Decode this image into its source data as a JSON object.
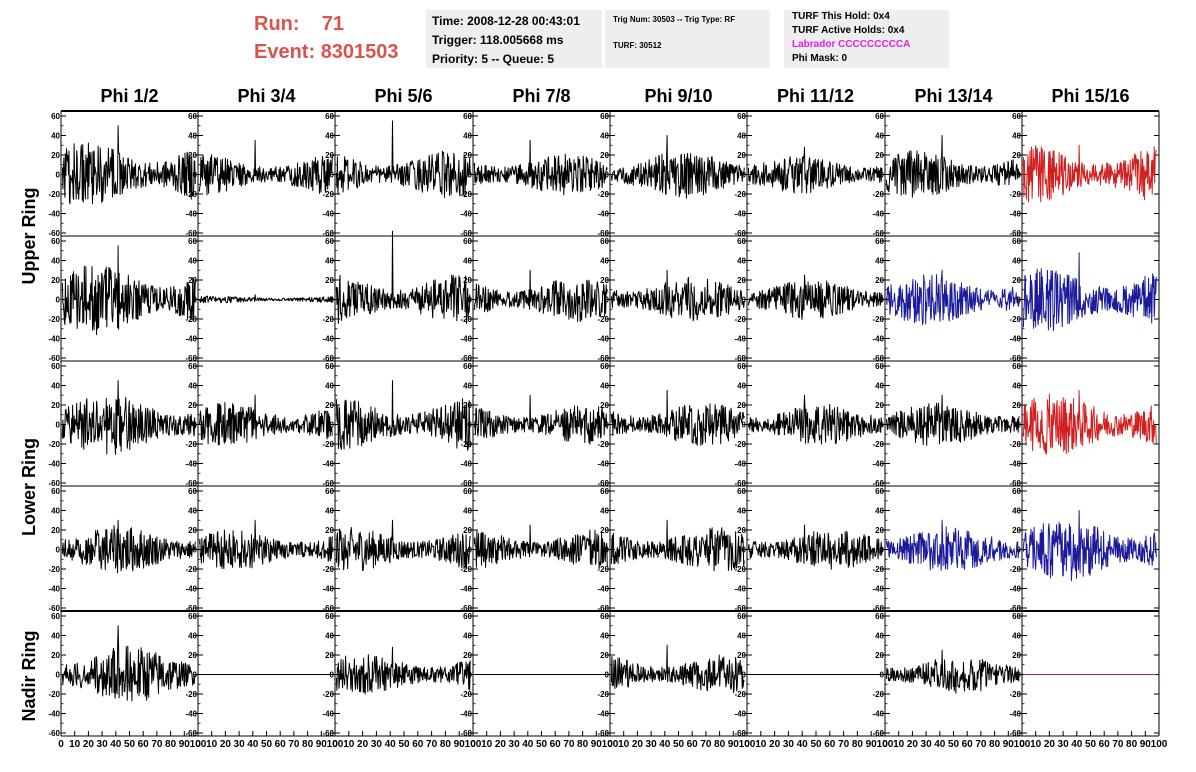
{
  "header": {
    "run_label": "Run:",
    "run_value": "71",
    "event_label": "Event:",
    "event_value": "8301503",
    "time": "Time: 2008-12-28 00:43:01",
    "trigger": "Trigger: 118.005668 ms",
    "priority": "Priority: 5 -- Queue: 5",
    "trig_num": "Trig Num: 30503 -- Trig Type: RF",
    "turf": "TURF: 30512",
    "turf_this_hold": "TURF This Hold: 0x4",
    "turf_active_holds": "TURF Active Holds: 0x4",
    "labrador": "Labrador CCCCCCCCCA",
    "phi_mask": "Phi Mask: 0"
  },
  "columns": [
    "Phi 1/2",
    "Phi 3/4",
    "Phi 5/6",
    "Phi 7/8",
    "Phi 9/10",
    "Phi 11/12",
    "Phi 13/14",
    "Phi 15/16"
  ],
  "rows": [
    "Upper Ring",
    "Lower Ring",
    "Nadir Ring"
  ],
  "chart_data": {
    "type": "line",
    "title": "",
    "xlim": [
      0,
      100
    ],
    "ylim": [
      -60,
      60
    ],
    "x_ticks": [
      0,
      10,
      20,
      30,
      40,
      50,
      60,
      70,
      80,
      90,
      100
    ],
    "x_tick_labels": [
      "0",
      "10",
      "20",
      "30",
      "40",
      "50",
      "60",
      "70",
      "80",
      "90",
      "100"
    ],
    "y_ticks": [
      -60,
      -40,
      -20,
      0,
      20,
      40,
      60
    ],
    "y_tick_labels": [
      "-60",
      "-40",
      "-20",
      "0",
      "20",
      "40",
      "60"
    ],
    "grid": false,
    "colors": {
      "normal": "#000000",
      "red": "#d02020",
      "blue": "#1a1a9a"
    },
    "trace_x_range": [
      1,
      98
    ],
    "panels": [
      [
        {
          "color": "normal",
          "amplitude": 19,
          "peak": 50,
          "seed": 101
        },
        {
          "color": "normal",
          "amplitude": 12,
          "peak": 35,
          "seed": 102
        },
        {
          "color": "normal",
          "amplitude": 14,
          "peak": 55,
          "seed": 103
        },
        {
          "color": "normal",
          "amplitude": 12,
          "peak": 35,
          "seed": 104
        },
        {
          "color": "normal",
          "amplitude": 14,
          "peak": 40,
          "seed": 105
        },
        {
          "color": "normal",
          "amplitude": 11,
          "peak": 28,
          "seed": 106
        },
        {
          "color": "normal",
          "amplitude": 14,
          "peak": 40,
          "seed": 107
        },
        {
          "color": "red",
          "amplitude": 17,
          "peak": 30,
          "seed": 108
        }
      ],
      [
        {
          "color": "normal",
          "amplitude": 21,
          "peak": 55,
          "seed": 201
        },
        {
          "color": "normal",
          "amplitude": 2,
          "peak": 5,
          "seed": 202
        },
        {
          "color": "normal",
          "amplitude": 15,
          "peak": 70,
          "seed": 203
        },
        {
          "color": "normal",
          "amplitude": 13,
          "peak": 30,
          "seed": 204
        },
        {
          "color": "normal",
          "amplitude": 13,
          "peak": 30,
          "seed": 205
        },
        {
          "color": "normal",
          "amplitude": 12,
          "peak": 25,
          "seed": 206
        },
        {
          "color": "blue",
          "amplitude": 15,
          "peak": 30,
          "seed": 207
        },
        {
          "color": "blue",
          "amplitude": 19,
          "peak": 48,
          "seed": 208
        }
      ],
      [
        {
          "color": "normal",
          "amplitude": 18,
          "peak": 45,
          "seed": 301
        },
        {
          "color": "normal",
          "amplitude": 13,
          "peak": 30,
          "seed": 302
        },
        {
          "color": "normal",
          "amplitude": 16,
          "peak": 45,
          "seed": 303
        },
        {
          "color": "normal",
          "amplitude": 12,
          "peak": 30,
          "seed": 304
        },
        {
          "color": "normal",
          "amplitude": 13,
          "peak": 35,
          "seed": 305
        },
        {
          "color": "normal",
          "amplitude": 12,
          "peak": 30,
          "seed": 306
        },
        {
          "color": "normal",
          "amplitude": 13,
          "peak": 30,
          "seed": 307
        },
        {
          "color": "red",
          "amplitude": 18,
          "peak": 35,
          "seed": 308
        }
      ],
      [
        {
          "color": "normal",
          "amplitude": 14,
          "peak": 30,
          "seed": 401
        },
        {
          "color": "normal",
          "amplitude": 12,
          "peak": 30,
          "seed": 402
        },
        {
          "color": "normal",
          "amplitude": 13,
          "peak": 30,
          "seed": 403
        },
        {
          "color": "normal",
          "amplitude": 12,
          "peak": 25,
          "seed": 404
        },
        {
          "color": "normal",
          "amplitude": 13,
          "peak": 30,
          "seed": 405
        },
        {
          "color": "normal",
          "amplitude": 12,
          "peak": 25,
          "seed": 406
        },
        {
          "color": "blue",
          "amplitude": 14,
          "peak": 30,
          "seed": 407
        },
        {
          "color": "blue",
          "amplitude": 19,
          "peak": 40,
          "seed": 408
        }
      ],
      [
        {
          "color": "normal",
          "amplitude": 17,
          "peak": 50,
          "seed": 501
        },
        {
          "color": "normal",
          "amplitude": 0,
          "peak": 0,
          "seed": 502
        },
        {
          "color": "normal",
          "amplitude": 12,
          "peak": 28,
          "seed": 503
        },
        {
          "color": "normal",
          "amplitude": 0,
          "peak": 0,
          "seed": 504
        },
        {
          "color": "normal",
          "amplitude": 12,
          "peak": 30,
          "seed": 505
        },
        {
          "color": "normal",
          "amplitude": 0,
          "peak": 0,
          "seed": 506
        },
        {
          "color": "normal",
          "amplitude": 11,
          "peak": 25,
          "seed": 507
        },
        {
          "color": "red",
          "amplitude": 0,
          "peak": 0,
          "seed": 508
        }
      ]
    ]
  }
}
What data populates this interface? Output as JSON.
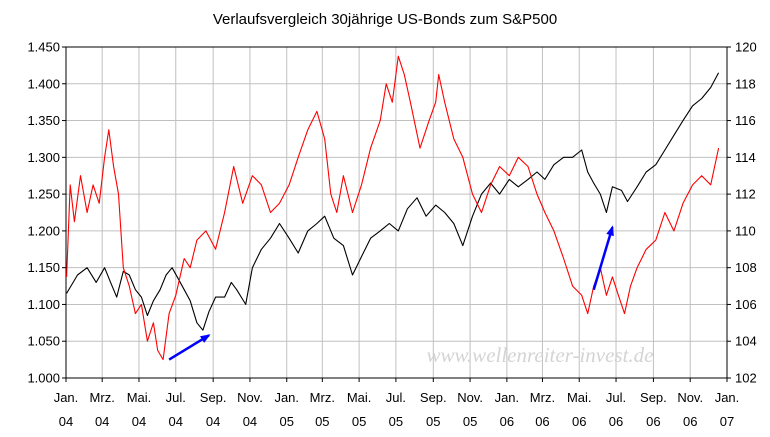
{
  "chart_data": {
    "type": "line",
    "title": "Verlaufsvergleich 30jährige US-Bonds zum S&P500",
    "watermark": "www.wellenreiter-invest.de",
    "grid": true,
    "legend": "none",
    "x_range": [
      "2004-01-01",
      "2007-01-01"
    ],
    "x_ticks": [
      {
        "date": "2004-01-01",
        "month": "Jan.",
        "year": "04"
      },
      {
        "date": "2004-03-01",
        "month": "Mrz.",
        "year": "04"
      },
      {
        "date": "2004-05-01",
        "month": "Mai.",
        "year": "04"
      },
      {
        "date": "2004-07-01",
        "month": "Jul.",
        "year": "04"
      },
      {
        "date": "2004-09-01",
        "month": "Sep.",
        "year": "04"
      },
      {
        "date": "2004-11-01",
        "month": "Nov.",
        "year": "04"
      },
      {
        "date": "2005-01-01",
        "month": "Jan.",
        "year": "05"
      },
      {
        "date": "2005-03-01",
        "month": "Mrz.",
        "year": "05"
      },
      {
        "date": "2005-05-01",
        "month": "Mai.",
        "year": "05"
      },
      {
        "date": "2005-07-01",
        "month": "Jul.",
        "year": "05"
      },
      {
        "date": "2005-09-01",
        "month": "Sep.",
        "year": "05"
      },
      {
        "date": "2005-11-01",
        "month": "Nov.",
        "year": "05"
      },
      {
        "date": "2006-01-01",
        "month": "Jan.",
        "year": "06"
      },
      {
        "date": "2006-03-01",
        "month": "Mrz.",
        "year": "06"
      },
      {
        "date": "2006-05-01",
        "month": "Mai.",
        "year": "06"
      },
      {
        "date": "2006-07-01",
        "month": "Jul.",
        "year": "06"
      },
      {
        "date": "2006-09-01",
        "month": "Sep.",
        "year": "06"
      },
      {
        "date": "2006-11-01",
        "month": "Nov.",
        "year": "06"
      },
      {
        "date": "2007-01-01",
        "month": "Jan.",
        "year": "07"
      }
    ],
    "y_left": {
      "lim": [
        1.0,
        1.45
      ],
      "ticks": [
        1.0,
        1.05,
        1.1,
        1.15,
        1.2,
        1.25,
        1.3,
        1.35,
        1.4,
        1.45
      ],
      "tick_labels": [
        "1.000",
        "1.050",
        "1.100",
        "1.150",
        "1.200",
        "1.250",
        "1.300",
        "1.350",
        "1.400",
        "1.450"
      ]
    },
    "y_right": {
      "lim": [
        102,
        120
      ],
      "ticks": [
        102,
        104,
        106,
        108,
        110,
        112,
        114,
        116,
        118,
        120
      ],
      "tick_labels": [
        "102",
        "104",
        "106",
        "108",
        "110",
        "112",
        "114",
        "116",
        "118",
        "120"
      ]
    },
    "series": [
      {
        "axis": "left",
        "color": "#000000",
        "points": [
          [
            "2004-01-02",
            1.115
          ],
          [
            "2004-01-20",
            1.14
          ],
          [
            "2004-02-05",
            1.15
          ],
          [
            "2004-02-20",
            1.13
          ],
          [
            "2004-03-05",
            1.15
          ],
          [
            "2004-03-15",
            1.13
          ],
          [
            "2004-03-25",
            1.11
          ],
          [
            "2004-04-05",
            1.145
          ],
          [
            "2004-04-15",
            1.14
          ],
          [
            "2004-04-25",
            1.12
          ],
          [
            "2004-05-05",
            1.11
          ],
          [
            "2004-05-15",
            1.085
          ],
          [
            "2004-05-25",
            1.105
          ],
          [
            "2004-06-05",
            1.12
          ],
          [
            "2004-06-15",
            1.14
          ],
          [
            "2004-06-25",
            1.15
          ],
          [
            "2004-07-05",
            1.135
          ],
          [
            "2004-07-15",
            1.12
          ],
          [
            "2004-07-25",
            1.105
          ],
          [
            "2004-08-05",
            1.075
          ],
          [
            "2004-08-15",
            1.065
          ],
          [
            "2004-08-25",
            1.09
          ],
          [
            "2004-09-05",
            1.11
          ],
          [
            "2004-09-20",
            1.11
          ],
          [
            "2004-10-01",
            1.13
          ],
          [
            "2004-10-10",
            1.12
          ],
          [
            "2004-10-25",
            1.1
          ],
          [
            "2004-11-05",
            1.15
          ],
          [
            "2004-11-20",
            1.175
          ],
          [
            "2004-12-05",
            1.19
          ],
          [
            "2004-12-20",
            1.21
          ],
          [
            "2005-01-05",
            1.19
          ],
          [
            "2005-01-20",
            1.17
          ],
          [
            "2005-02-05",
            1.2
          ],
          [
            "2005-02-20",
            1.21
          ],
          [
            "2005-03-05",
            1.22
          ],
          [
            "2005-03-20",
            1.19
          ],
          [
            "2005-04-05",
            1.18
          ],
          [
            "2005-04-20",
            1.14
          ],
          [
            "2005-05-05",
            1.165
          ],
          [
            "2005-05-20",
            1.19
          ],
          [
            "2005-06-05",
            1.2
          ],
          [
            "2005-06-20",
            1.21
          ],
          [
            "2005-07-05",
            1.2
          ],
          [
            "2005-07-20",
            1.23
          ],
          [
            "2005-08-05",
            1.245
          ],
          [
            "2005-08-20",
            1.22
          ],
          [
            "2005-09-05",
            1.235
          ],
          [
            "2005-09-20",
            1.225
          ],
          [
            "2005-10-05",
            1.21
          ],
          [
            "2005-10-20",
            1.18
          ],
          [
            "2005-11-05",
            1.22
          ],
          [
            "2005-11-20",
            1.25
          ],
          [
            "2005-12-05",
            1.265
          ],
          [
            "2005-12-20",
            1.25
          ],
          [
            "2006-01-05",
            1.27
          ],
          [
            "2006-01-20",
            1.26
          ],
          [
            "2006-02-05",
            1.27
          ],
          [
            "2006-02-20",
            1.28
          ],
          [
            "2006-03-05",
            1.27
          ],
          [
            "2006-03-20",
            1.29
          ],
          [
            "2006-04-05",
            1.3
          ],
          [
            "2006-04-20",
            1.3
          ],
          [
            "2006-05-05",
            1.31
          ],
          [
            "2006-05-15",
            1.28
          ],
          [
            "2006-05-25",
            1.265
          ],
          [
            "2006-06-05",
            1.25
          ],
          [
            "2006-06-15",
            1.225
          ],
          [
            "2006-06-25",
            1.26
          ],
          [
            "2006-07-10",
            1.255
          ],
          [
            "2006-07-20",
            1.24
          ],
          [
            "2006-08-05",
            1.26
          ],
          [
            "2006-08-20",
            1.28
          ],
          [
            "2006-09-05",
            1.29
          ],
          [
            "2006-09-20",
            1.31
          ],
          [
            "2006-10-05",
            1.33
          ],
          [
            "2006-10-20",
            1.35
          ],
          [
            "2006-11-05",
            1.37
          ],
          [
            "2006-11-20",
            1.38
          ],
          [
            "2006-12-05",
            1.395
          ],
          [
            "2006-12-18",
            1.415
          ]
        ]
      },
      {
        "axis": "right",
        "color": "#ff0000",
        "points": [
          [
            "2004-01-02",
            107.5
          ],
          [
            "2004-01-08",
            112.5
          ],
          [
            "2004-01-15",
            110.5
          ],
          [
            "2004-01-25",
            113.0
          ],
          [
            "2004-02-05",
            111.0
          ],
          [
            "2004-02-15",
            112.5
          ],
          [
            "2004-02-25",
            111.5
          ],
          [
            "2004-03-05",
            114.0
          ],
          [
            "2004-03-12",
            115.5
          ],
          [
            "2004-03-20",
            113.5
          ],
          [
            "2004-03-28",
            112.0
          ],
          [
            "2004-04-05",
            108.0
          ],
          [
            "2004-04-15",
            107.0
          ],
          [
            "2004-04-25",
            105.5
          ],
          [
            "2004-05-05",
            106.0
          ],
          [
            "2004-05-15",
            104.0
          ],
          [
            "2004-05-25",
            105.0
          ],
          [
            "2004-06-01",
            103.5
          ],
          [
            "2004-06-10",
            103.0
          ],
          [
            "2004-06-20",
            105.5
          ],
          [
            "2004-07-01",
            106.5
          ],
          [
            "2004-07-15",
            108.5
          ],
          [
            "2004-07-25",
            108.0
          ],
          [
            "2004-08-05",
            109.5
          ],
          [
            "2004-08-20",
            110.0
          ],
          [
            "2004-09-05",
            109.0
          ],
          [
            "2004-09-20",
            111.0
          ],
          [
            "2004-10-05",
            113.5
          ],
          [
            "2004-10-20",
            111.5
          ],
          [
            "2004-11-05",
            113.0
          ],
          [
            "2004-11-20",
            112.5
          ],
          [
            "2004-12-05",
            111.0
          ],
          [
            "2004-12-20",
            111.5
          ],
          [
            "2005-01-05",
            112.5
          ],
          [
            "2005-01-20",
            114.0
          ],
          [
            "2005-02-05",
            115.5
          ],
          [
            "2005-02-20",
            116.5
          ],
          [
            "2005-03-05",
            115.0
          ],
          [
            "2005-03-15",
            112.0
          ],
          [
            "2005-03-25",
            111.0
          ],
          [
            "2005-04-05",
            113.0
          ],
          [
            "2005-04-20",
            111.0
          ],
          [
            "2005-05-05",
            112.5
          ],
          [
            "2005-05-20",
            114.5
          ],
          [
            "2005-06-05",
            116.0
          ],
          [
            "2005-06-15",
            118.0
          ],
          [
            "2005-06-25",
            117.0
          ],
          [
            "2005-07-05",
            119.5
          ],
          [
            "2005-07-15",
            118.5
          ],
          [
            "2005-07-25",
            117.0
          ],
          [
            "2005-08-10",
            114.5
          ],
          [
            "2005-08-25",
            116.0
          ],
          [
            "2005-09-05",
            117.0
          ],
          [
            "2005-09-10",
            118.5
          ],
          [
            "2005-09-20",
            117.0
          ],
          [
            "2005-10-05",
            115.0
          ],
          [
            "2005-10-20",
            114.0
          ],
          [
            "2005-11-05",
            112.0
          ],
          [
            "2005-11-20",
            111.0
          ],
          [
            "2005-12-05",
            112.5
          ],
          [
            "2005-12-20",
            113.5
          ],
          [
            "2006-01-05",
            113.0
          ],
          [
            "2006-01-20",
            114.0
          ],
          [
            "2006-02-05",
            113.5
          ],
          [
            "2006-02-20",
            112.0
          ],
          [
            "2006-03-05",
            111.0
          ],
          [
            "2006-03-20",
            110.0
          ],
          [
            "2006-04-05",
            108.5
          ],
          [
            "2006-04-20",
            107.0
          ],
          [
            "2006-05-05",
            106.5
          ],
          [
            "2006-05-15",
            105.5
          ],
          [
            "2006-05-25",
            107.0
          ],
          [
            "2006-06-05",
            108.0
          ],
          [
            "2006-06-15",
            106.5
          ],
          [
            "2006-06-25",
            107.5
          ],
          [
            "2006-07-05",
            106.5
          ],
          [
            "2006-07-15",
            105.5
          ],
          [
            "2006-07-25",
            107.0
          ],
          [
            "2006-08-05",
            108.0
          ],
          [
            "2006-08-20",
            109.0
          ],
          [
            "2006-09-05",
            109.5
          ],
          [
            "2006-09-20",
            111.0
          ],
          [
            "2006-10-05",
            110.0
          ],
          [
            "2006-10-20",
            111.5
          ],
          [
            "2006-11-05",
            112.5
          ],
          [
            "2006-11-20",
            113.0
          ],
          [
            "2006-12-05",
            112.5
          ],
          [
            "2006-12-18",
            114.5
          ]
        ]
      }
    ],
    "annotations": [
      {
        "type": "arrow",
        "color": "#0000ff",
        "axis": "left",
        "from": [
          "2004-06-20",
          1.025
        ],
        "to": [
          "2004-08-25",
          1.058
        ]
      },
      {
        "type": "arrow",
        "color": "#0000ff",
        "axis": "left",
        "from": [
          "2006-05-25",
          1.12
        ],
        "to": [
          "2006-06-25",
          1.205
        ]
      }
    ]
  }
}
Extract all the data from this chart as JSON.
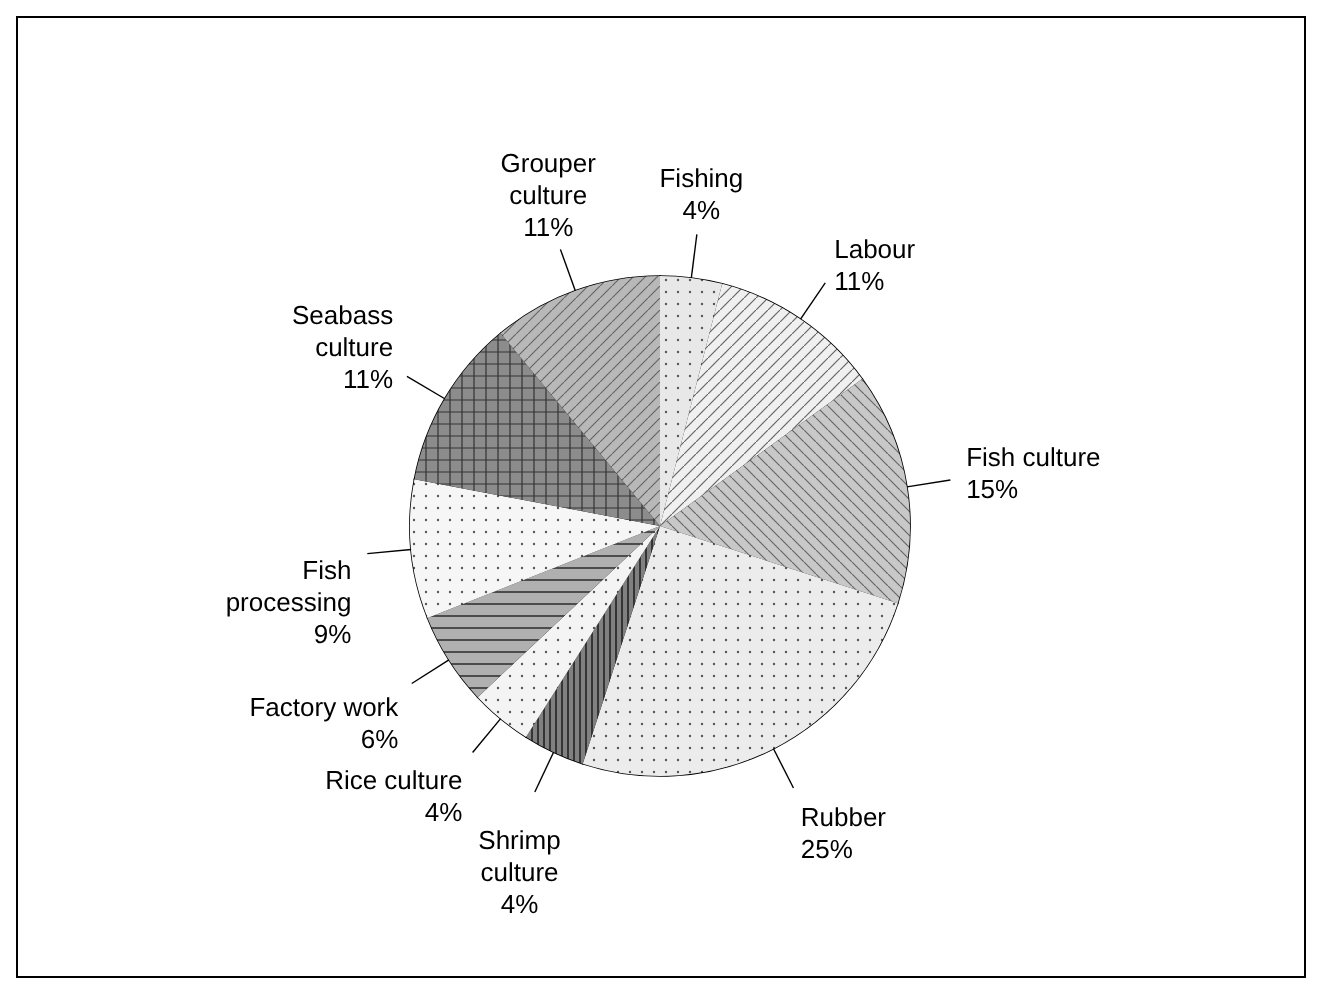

• • • • •

● TASK TO COMPLETE: Copy each line above that contains the string "JSON".

● RESULT FOR THIS TASK:
Decode this image into its source data as a JSON object.
What data populates this interface? Output as JSON.
Extract all the data from this chart as JSON.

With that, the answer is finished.